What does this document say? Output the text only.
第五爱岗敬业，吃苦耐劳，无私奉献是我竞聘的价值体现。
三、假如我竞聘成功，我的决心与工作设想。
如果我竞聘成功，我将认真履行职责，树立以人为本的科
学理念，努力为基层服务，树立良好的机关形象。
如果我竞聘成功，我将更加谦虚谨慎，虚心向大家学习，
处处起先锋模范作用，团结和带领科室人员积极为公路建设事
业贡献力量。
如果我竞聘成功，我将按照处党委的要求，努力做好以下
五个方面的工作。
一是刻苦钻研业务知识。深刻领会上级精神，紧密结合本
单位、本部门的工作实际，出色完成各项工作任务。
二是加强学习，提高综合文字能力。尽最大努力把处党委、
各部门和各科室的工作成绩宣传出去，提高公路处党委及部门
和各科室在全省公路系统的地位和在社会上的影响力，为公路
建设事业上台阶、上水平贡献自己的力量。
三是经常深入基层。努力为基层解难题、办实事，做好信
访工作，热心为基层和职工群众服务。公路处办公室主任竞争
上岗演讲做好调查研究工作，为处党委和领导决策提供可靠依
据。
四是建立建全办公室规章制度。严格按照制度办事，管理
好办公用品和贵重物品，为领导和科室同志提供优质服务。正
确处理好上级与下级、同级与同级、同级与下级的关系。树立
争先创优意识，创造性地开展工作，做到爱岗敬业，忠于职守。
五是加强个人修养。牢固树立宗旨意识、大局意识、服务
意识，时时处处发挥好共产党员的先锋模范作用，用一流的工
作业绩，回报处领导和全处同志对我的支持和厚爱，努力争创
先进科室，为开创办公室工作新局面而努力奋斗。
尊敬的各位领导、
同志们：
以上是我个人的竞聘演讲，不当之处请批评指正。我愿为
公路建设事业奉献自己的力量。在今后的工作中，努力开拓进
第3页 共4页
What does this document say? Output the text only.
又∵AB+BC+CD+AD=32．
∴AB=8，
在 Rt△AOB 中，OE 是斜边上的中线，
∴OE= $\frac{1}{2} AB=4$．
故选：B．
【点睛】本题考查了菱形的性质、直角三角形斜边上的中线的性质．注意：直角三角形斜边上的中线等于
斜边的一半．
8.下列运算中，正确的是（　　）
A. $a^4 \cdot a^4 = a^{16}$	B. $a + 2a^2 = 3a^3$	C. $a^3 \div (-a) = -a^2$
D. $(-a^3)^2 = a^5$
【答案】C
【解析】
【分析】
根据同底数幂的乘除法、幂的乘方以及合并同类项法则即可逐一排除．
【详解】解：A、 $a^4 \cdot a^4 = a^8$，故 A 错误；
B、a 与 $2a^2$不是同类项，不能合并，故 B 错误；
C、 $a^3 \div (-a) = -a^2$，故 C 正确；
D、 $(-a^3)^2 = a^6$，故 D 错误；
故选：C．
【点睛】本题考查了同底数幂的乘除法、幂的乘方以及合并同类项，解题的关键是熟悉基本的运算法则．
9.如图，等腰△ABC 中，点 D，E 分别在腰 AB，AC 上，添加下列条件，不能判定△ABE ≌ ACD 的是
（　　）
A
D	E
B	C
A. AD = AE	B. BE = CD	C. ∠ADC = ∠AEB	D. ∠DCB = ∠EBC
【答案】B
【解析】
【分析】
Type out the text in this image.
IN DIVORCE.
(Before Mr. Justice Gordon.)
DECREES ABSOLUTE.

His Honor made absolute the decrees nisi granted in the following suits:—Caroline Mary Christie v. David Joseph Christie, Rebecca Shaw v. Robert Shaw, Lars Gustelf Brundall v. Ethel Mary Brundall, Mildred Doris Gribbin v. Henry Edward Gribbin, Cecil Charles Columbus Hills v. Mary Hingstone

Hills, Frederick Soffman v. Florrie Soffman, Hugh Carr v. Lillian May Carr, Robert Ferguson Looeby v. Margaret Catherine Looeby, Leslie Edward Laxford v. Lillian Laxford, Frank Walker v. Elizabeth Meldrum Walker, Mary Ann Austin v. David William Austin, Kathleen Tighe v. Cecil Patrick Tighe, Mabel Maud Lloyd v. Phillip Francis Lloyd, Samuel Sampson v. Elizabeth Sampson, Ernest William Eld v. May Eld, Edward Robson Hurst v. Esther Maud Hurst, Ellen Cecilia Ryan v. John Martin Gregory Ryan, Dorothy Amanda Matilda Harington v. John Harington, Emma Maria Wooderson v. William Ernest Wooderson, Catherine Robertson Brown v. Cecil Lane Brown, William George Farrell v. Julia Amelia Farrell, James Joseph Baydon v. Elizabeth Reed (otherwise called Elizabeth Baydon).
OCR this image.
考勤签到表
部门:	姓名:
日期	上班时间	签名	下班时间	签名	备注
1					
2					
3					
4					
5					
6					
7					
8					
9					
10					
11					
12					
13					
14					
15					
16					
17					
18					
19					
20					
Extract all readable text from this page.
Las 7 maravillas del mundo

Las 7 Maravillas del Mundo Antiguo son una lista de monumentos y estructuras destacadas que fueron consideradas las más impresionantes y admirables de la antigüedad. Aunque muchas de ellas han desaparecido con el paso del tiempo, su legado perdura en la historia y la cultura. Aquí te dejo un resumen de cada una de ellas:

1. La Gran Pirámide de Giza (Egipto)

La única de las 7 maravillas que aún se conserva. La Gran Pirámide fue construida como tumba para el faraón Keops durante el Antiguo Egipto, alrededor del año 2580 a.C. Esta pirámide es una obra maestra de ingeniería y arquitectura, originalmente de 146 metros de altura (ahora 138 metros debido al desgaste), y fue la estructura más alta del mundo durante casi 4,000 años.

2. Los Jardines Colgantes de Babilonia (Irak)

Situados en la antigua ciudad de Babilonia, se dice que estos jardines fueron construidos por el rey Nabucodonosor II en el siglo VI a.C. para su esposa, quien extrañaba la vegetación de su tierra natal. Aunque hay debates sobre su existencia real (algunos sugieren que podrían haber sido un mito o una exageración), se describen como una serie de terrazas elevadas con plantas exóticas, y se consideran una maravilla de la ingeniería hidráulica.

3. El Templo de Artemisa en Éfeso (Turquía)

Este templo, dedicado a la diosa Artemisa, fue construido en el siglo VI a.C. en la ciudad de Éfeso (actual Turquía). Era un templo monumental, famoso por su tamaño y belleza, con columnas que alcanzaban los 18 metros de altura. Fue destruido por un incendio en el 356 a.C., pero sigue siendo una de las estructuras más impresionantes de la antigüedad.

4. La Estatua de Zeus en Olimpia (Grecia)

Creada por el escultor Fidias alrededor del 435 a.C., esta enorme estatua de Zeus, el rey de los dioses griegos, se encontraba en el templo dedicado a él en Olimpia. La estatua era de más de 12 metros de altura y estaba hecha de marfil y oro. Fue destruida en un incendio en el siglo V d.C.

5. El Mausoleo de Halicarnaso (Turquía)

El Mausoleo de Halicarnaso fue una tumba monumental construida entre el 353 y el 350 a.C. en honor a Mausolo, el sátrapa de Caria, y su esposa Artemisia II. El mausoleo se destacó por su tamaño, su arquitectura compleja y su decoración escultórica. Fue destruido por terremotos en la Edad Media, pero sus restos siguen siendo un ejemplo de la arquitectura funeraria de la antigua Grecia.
= = =
▸ **What is expected**: Reproduce the records word for word.

▸ **Task result**:
What does this document say? Output the text only.
第五爱岗敬业，吃苦耐劳，无私奉献是我竞聘的价值体现。
三、假如我竞聘成功，我的决心与工作设想。
如果我竞聘成功，我将认真履行职责，树立以人为本的科
学理念，努力为基层服务，树立良好的机关形象。
如果我竞聘成功，我将更加谦虚谨慎，虚心向大家学习，
处处起先锋模范作用，团结和带领科室人员积极为公路建设事
业贡献力量。
如果我竞聘成功，我将按照处党委的要求，努力做好以下
五个方面的工作。
一是刻苦钻研业务知识。深刻领会上级精神，紧密结合本
单位、本部门的工作实际，出色完成各项工作任务。
二是加强学习，提高综合文字能力。尽最大努力把处党委、
各部门和各科室的工作成绩宣传出去，提高公路处党委及部门
和各科室在全省公路系统的地位和在社会上的影响力，为公路
建设事业上台阶、上水平贡献自己的力量。
三是经常深入基层。努力为基层解难题、办实事，做好信
访工作，热心为基层和职工群众服务。公路处办公室主任竞争
上岗演讲做好调查研究工作，为处党委和领导决策提供可靠依
据。
四是建立建全办公室规章制度。严格按照制度办事，管理
好办公用品和贵重物品，为领导和科室同志提供优质服务。正
确处理好上级与下级、同级与同级、同级与下级的关系。树立
争先创优意识，创造性地开展工作，做到爱岗敬业，忠于职守。
五是加强个人修养。牢固树立宗旨意识、大局意识、服务
意识，时时处处发挥好共产党员的先锋模范作用，用一流的工
作业绩，回报处领导和全处同志对我的支持和厚爱，努力争创
先进科室，为开创办公室工作新局面而努力奋斗。
尊敬的各位领导、
同志们：
以上是我个人的竞聘演讲，不当之处请批评指正。我愿为
公路建设事业奉献自己的力量。在今后的工作中，努力开拓进
第3页 共4页
What does this document say? Output the text only.
又∵AB+BC+CD+AD=32．
∴AB=8，
在 Rt△AOB 中，OE 是斜边上的中线，
∴OE= $\frac{1}{2} AB=4$．
故选：B．
【点睛】本题考查了菱形的性质、直角三角形斜边上的中线的性质．注意：直角三角形斜边上的中线等于
斜边的一半．
8.下列运算中，正确的是（　　）
A. $a^4 \cdot a^4 = a^{16}$	B. $a + 2a^2 = 3a^3$	C. $a^3 \div (-a) = -a^2$
D. $(-a^3)^2 = a^5$
【答案】C
【解析】
【分析】
根据同底数幂的乘除法、幂的乘方以及合并同类项法则即可逐一排除．
【详解】解：A、 $a^4 \cdot a^4 = a^8$，故 A 错误；
B、a 与 $2a^2$不是同类项，不能合并，故 B 错误；
C、 $a^3 \div (-a) = -a^2$，故 C 正确；
D、 $(-a^3)^2 = a^6$，故 D 错误；
故选：C．
【点睛】本题考查了同底数幂的乘除法、幂的乘方以及合并同类项，解题的关键是熟悉基本的运算法则．
9.如图，等腰△ABC 中，点 D，E 分别在腰 AB，AC 上，添加下列条件，不能判定△ABE ≌ ACD 的是
（　　）
A
D	E
B	C
A. AD = AE	B. BE = CD	C. ∠ADC = ∠AEB	D. ∠DCB = ∠EBC
【答案】B
【解析】
【分析】
Type out the text in this image.
IN DIVORCE.
(Before Mr. Justice Gordon.)
DECREES ABSOLUTE.

His Honor made absolute the decrees nisi granted in the following suits:—Caroline Mary Christie v. David Joseph Christie, Rebecca Shaw v. Robert Shaw, Lars Gustelf Brundall v. Ethel Mary Brundall, Mildred Doris Gribbin v. Henry Edward Gribbin, Cecil Charles Columbus Hills v. Mary Hingstone

Hills, Frederick Soffman v. Florrie Soffman, Hugh Carr v. Lillian May Carr, Robert Ferguson Looeby v. Margaret Catherine Looeby, Leslie Edward Laxford v. Lillian Laxford, Frank Walker v. Elizabeth Meldrum Walker, Mary Ann Austin v. David William Austin, Kathleen Tighe v. Cecil Patrick Tighe, Mabel Maud Lloyd v. Phillip Francis Lloyd, Samuel Sampson v. Elizabeth Sampson, Ernest William Eld v. May Eld, Edward Robson Hurst v. Esther Maud Hurst, Ellen Cecilia Ryan v. John Martin Gregory Ryan, Dorothy Amanda Matilda Harington v. John Harington, Emma Maria Wooderson v. William Ernest Wooderson, Catherine Robertson Brown v. Cecil Lane Brown, William George Farrell v. Julia Amelia Farrell, James Joseph Baydon v. Elizabeth Reed (otherwise called Elizabeth Baydon).
OCR this image.
考勤签到表
部门:	姓名:
日期	上班时间	签名	下班时间	签名	备注
1					
2					
3					
4					
5					
6					
7					
8					
9					
10					
11					
12					
13					
14					
15					
16					
17					
18					
19					
20					
Extract all readable text from this page.
Las 7 maravillas del mundo

Las 7 Maravillas del Mundo Antiguo son una lista de monumentos y estructuras destacadas que fueron consideradas las más impresionantes y admirables de la antigüedad. Aunque muchas de ellas han desaparecido con el paso del tiempo, su legado perdura en la historia y la cultura. Aquí te dejo un resumen de cada una de ellas:

1. La Gran Pirámide de Giza (Egipto)

La única de las 7 maravillas que aún se conserva. La Gran Pirámide fue construida como tumba para el faraón Keops durante el Antiguo Egipto, alrededor del año 2580 a.C. Esta pirámide es una obra maestra de ingeniería y arquitectura, originalmente de 146 metros de altura (ahora 138 metros debido al desgaste), y fue la estructura más alta del mundo durante casi 4,000 años.

2. Los Jardines Colgantes de Babilonia (Irak)

Situados en la antigua ciudad de Babilonia, se dice que estos jardines fueron construidos por el rey Nabucodonosor II en el siglo VI a.C. para su esposa, quien extrañaba la vegetación de su tierra natal. Aunque hay debates sobre su existencia real (algunos sugieren que podrían haber sido un mito o una exageración), se describen como una serie de terrazas elevadas con plantas exóticas, y se consideran una maravilla de la ingeniería hidráulica.

3. El Templo de Artemisa en Éfeso (Turquía)

Este templo, dedicado a la diosa Artemisa, fue construido en el siglo VI a.C. en la ciudad de Éfeso (actual Turquía). Era un templo monumental, famoso por su tamaño y belleza, con columnas que alcanzaban los 18 metros de altura. Fue destruido por un incendio en el 356 a.C., pero sigue siendo una de las estructuras más impresionantes de la antigüedad.

4. La Estatua de Zeus en Olimpia (Grecia)

Creada por el escultor Fidias alrededor del 435 a.C., esta enorme estatua de Zeus, el rey de los dioses griegos, se encontraba en el templo dedicado a él en Olimpia. La estatua era de más de 12 metros de altura y estaba hecha de marfil y oro. Fue destruida en un incendio en el siglo V d.C.

5. El Mausoleo de Halicarnaso (Turquía)

El Mausoleo de Halicarnaso fue una tumba monumental construida entre el 353 y el 350 a.C. en honor a Mausolo, el sátrapa de Caria, y su esposa Artemisia II. El mausoleo se destacó por su tamaño, su arquitectura compleja y su decoración escultórica. Fue destruido por terremotos en la Edad Media, pero sus restos siguen siendo un ejemplo de la arquitectura funeraria de la antigua Grecia.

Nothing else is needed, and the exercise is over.